### What needs to be done
Return all lines below containing the word "Ringan".
═══ Data supplied ═══
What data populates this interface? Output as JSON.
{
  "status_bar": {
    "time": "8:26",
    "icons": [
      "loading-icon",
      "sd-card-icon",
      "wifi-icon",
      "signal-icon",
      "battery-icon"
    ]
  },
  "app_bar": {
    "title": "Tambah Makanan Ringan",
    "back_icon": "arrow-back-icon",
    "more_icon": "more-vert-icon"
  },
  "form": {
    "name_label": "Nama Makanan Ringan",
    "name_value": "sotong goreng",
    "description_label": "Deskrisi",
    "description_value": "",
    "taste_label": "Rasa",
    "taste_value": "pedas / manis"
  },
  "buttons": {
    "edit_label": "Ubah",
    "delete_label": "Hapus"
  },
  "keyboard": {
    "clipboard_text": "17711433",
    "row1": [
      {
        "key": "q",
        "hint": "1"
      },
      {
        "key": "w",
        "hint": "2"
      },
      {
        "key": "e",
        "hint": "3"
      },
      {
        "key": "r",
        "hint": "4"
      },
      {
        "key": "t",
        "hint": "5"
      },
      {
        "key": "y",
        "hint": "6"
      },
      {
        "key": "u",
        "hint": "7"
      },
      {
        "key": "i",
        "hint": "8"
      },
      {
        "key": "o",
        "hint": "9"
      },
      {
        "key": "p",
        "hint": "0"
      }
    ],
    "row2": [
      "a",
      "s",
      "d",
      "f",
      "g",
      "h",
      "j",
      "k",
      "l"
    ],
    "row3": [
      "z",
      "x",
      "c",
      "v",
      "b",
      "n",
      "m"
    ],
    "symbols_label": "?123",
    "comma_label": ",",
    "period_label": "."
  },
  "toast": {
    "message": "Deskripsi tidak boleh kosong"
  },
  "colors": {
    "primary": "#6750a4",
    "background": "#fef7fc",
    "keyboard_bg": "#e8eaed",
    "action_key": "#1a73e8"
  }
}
═══
### Answer to this exercise
    "title": "Tambah Makanan Ringan",
    "name_label": "Nama Makanan Ringan",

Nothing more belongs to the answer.